THE PROBLEM: Restating the records exactly is the whole task.

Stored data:
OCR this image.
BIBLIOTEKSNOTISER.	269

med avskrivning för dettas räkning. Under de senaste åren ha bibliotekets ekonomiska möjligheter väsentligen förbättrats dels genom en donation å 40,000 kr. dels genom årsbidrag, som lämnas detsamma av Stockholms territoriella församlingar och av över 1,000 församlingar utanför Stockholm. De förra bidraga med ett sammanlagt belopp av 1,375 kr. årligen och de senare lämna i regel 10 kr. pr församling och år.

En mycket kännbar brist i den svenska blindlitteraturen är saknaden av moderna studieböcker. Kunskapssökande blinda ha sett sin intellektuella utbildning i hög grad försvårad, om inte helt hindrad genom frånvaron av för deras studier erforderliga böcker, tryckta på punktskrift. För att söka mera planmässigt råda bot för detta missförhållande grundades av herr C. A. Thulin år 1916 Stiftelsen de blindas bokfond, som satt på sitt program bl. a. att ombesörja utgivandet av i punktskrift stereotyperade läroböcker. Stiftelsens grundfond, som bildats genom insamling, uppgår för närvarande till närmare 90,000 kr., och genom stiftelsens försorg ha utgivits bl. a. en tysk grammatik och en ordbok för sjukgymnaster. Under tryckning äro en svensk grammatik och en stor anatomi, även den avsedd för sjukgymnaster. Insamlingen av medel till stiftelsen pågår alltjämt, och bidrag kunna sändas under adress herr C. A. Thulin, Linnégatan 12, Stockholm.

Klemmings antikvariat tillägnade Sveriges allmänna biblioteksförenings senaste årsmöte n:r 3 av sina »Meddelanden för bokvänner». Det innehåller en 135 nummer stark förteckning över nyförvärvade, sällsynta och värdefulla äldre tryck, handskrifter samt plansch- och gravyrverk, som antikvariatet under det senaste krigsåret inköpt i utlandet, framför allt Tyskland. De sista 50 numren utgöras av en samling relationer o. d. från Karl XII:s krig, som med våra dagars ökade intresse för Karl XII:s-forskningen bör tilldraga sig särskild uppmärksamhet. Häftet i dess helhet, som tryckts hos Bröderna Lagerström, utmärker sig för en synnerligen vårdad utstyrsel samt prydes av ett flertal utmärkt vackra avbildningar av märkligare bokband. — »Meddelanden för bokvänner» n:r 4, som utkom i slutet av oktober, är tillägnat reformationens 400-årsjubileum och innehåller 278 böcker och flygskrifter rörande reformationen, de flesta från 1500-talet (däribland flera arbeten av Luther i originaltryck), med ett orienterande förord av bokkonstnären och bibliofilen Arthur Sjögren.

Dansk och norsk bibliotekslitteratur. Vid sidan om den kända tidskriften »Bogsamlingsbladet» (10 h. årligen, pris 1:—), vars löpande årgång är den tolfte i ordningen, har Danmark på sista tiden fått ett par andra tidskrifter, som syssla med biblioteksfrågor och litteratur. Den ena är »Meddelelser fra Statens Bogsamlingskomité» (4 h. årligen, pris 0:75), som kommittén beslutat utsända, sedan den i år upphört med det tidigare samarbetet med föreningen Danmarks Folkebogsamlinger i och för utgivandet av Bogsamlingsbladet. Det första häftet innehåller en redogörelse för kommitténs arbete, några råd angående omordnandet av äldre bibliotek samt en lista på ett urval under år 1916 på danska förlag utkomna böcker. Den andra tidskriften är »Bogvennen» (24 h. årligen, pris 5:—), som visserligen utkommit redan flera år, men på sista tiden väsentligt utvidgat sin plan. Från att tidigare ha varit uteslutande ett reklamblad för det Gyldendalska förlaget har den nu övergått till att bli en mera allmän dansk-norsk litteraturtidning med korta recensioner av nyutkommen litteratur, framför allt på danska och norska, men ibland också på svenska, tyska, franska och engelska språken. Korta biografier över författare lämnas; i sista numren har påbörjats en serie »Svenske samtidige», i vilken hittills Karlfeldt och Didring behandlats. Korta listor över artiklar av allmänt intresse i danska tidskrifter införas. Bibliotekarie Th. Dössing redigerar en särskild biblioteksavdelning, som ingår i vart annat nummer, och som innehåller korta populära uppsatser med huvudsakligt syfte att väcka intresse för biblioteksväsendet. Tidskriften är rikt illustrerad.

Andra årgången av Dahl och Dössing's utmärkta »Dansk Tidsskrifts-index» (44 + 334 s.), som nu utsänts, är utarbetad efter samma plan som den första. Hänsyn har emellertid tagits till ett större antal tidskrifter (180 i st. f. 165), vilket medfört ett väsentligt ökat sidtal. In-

PROBLEM SOLUTION:
OCR this image.
BIBLIOTEKSNOTISER.	269

med avskrivning för dettas räkning. Under de senaste åren ha bibliotekets ekonomiska möjligheter väsentligen förbättrats dels genom en donation å 40,000 kr. dels genom årsbidrag, som lämnas detsamma av Stockholms territoriella församlingar och av över 1,000 församlingar utanför Stockholm. De förra bidraga med ett sammanlagt belopp av 1,375 kr. årligen och de senare lämna i regel 10 kr. pr församling och år.

En mycket kännbar brist i den svenska blindlitteraturen är saknaden av moderna studieböcker. Kunskapssökande blinda ha sett sin intellektuella utbildning i hög grad försvårad, om inte helt hindrad genom frånvaron av för deras studier erforderliga böcker, tryckta på punktskrift. För att söka mera planmässigt råda bot för detta missförhållande grundades av herr C. A. Thulin år 1916 Stiftelsen de blindas bokfond, som satt på sitt program bl. a. att ombesörja utgivandet av i punktskrift stereotyperade läroböcker. Stiftelsens grundfond, som bildats genom insamling, uppgår för närvarande till närmare 90,000 kr., och genom stiftelsens försorg ha utgivits bl. a. en tysk grammatik och en ordbok för sjukgymnaster. Under tryckning äro en svensk grammatik och en stor anatomi, även den avsedd för sjukgymnaster. Insamlingen av medel till stiftelsen pågår alltjämt, och bidrag kunna sändas under adress herr C. A. Thulin, Linnégatan 12, Stockholm.

Klemmings antikvariat tillägnade Sveriges allmänna biblioteksförenings senaste årsmöte n:r 3 av sina »Meddelanden för bokvänner». Det innehåller en 135 nummer stark förteckning över nyförvärvade, sällsynta och värdefulla äldre tryck, handskrifter samt plansch- och gravyrverk, som antikvariatet under det senaste krigsåret inköpt i utlandet, framför allt Tyskland. De sista 50 numren utgöras av en samling relationer o. d. från Karl XII:s krig, som med våra dagars ökade intresse för Karl XII:s-forskningen bör tilldraga sig särskild uppmärksamhet. Häftet i dess helhet, som tryckts hos Bröderna Lagerström, utmärker sig för en synnerligen vårdad utstyrsel samt prydes av ett flertal utmärkt vackra avbildningar av märkligare bokband. — »Meddelanden för bokvänner» n:r 4, som utkom i slutet av oktober, är tillägnat reformationens 400-årsjubileum och innehåller 278 böcker och flygskrifter rörande reformationen, de flesta från 1500-talet (däribland flera arbeten av Luther i originaltryck), med ett orienterande förord av bokkonstnären och bibliofilen Arthur Sjögren.

Dansk och norsk bibliotekslitteratur. Vid sidan om den kända tidskriften »Bogsamlingsbladet» (10 h. årligen, pris 1:—), vars löpande årgång är den tolfte i ordningen, har Danmark på sista tiden fått ett par andra tidskrifter, som syssla med biblioteksfrågor och litteratur. Den ena är »Meddelelser fra Statens Bogsamlingskomité» (4 h. årligen, pris 0:75), som kommittén beslutat utsända, sedan den i år upphört med det tidigare samarbetet med föreningen Danmarks Folkebogsamlinger i och för utgivandet av Bogsamlingsbladet. Det första häftet innehåller en redogörelse för kommitténs arbete, några råd angående omordnandet av äldre bibliotek samt en lista på ett urval under år 1916 på danska förlag utkomna böcker. Den andra tidskriften är »Bogvennen» (24 h. årligen, pris 5:—), som visserligen utkommit redan flera år, men på sista tiden väsentligt utvidgat sin plan. Från att tidigare ha varit uteslutande ett reklamblad för det Gyldendalska förlaget har den nu övergått till att bli en mera allmän dansk-norsk litteraturtidning med korta recensioner av nyutkommen litteratur, framför allt på danska och norska, men ibland också på svenska, tyska, franska och engelska språken. Korta biografier över författare lämnas; i sista numren har påbörjats en serie »Svenske samtidige», i vilken hittills Karlfeldt och Didring behandlats. Korta listor över artiklar av allmänt intresse i danska tidskrifter införas. Bibliotekarie Th. Dössing redigerar en särskild biblioteksavdelning, som ingår i vart annat nummer, och som innehåller korta populära uppsatser med huvudsakligt syfte att väcka intresse för biblioteksväsendet. Tidskriften är rikt illustrerad.

Andra årgången av Dahl och Dössing's utmärkta »Dansk Tidsskrifts-index» (44 + 334 s.), som nu utsänts, är utarbetad efter samma plan som den första. Hänsyn har emellertid tagits till ett större antal tidskrifter (180 i st. f. 165), vilket medfört ett väsentligt ökat sidtal. In-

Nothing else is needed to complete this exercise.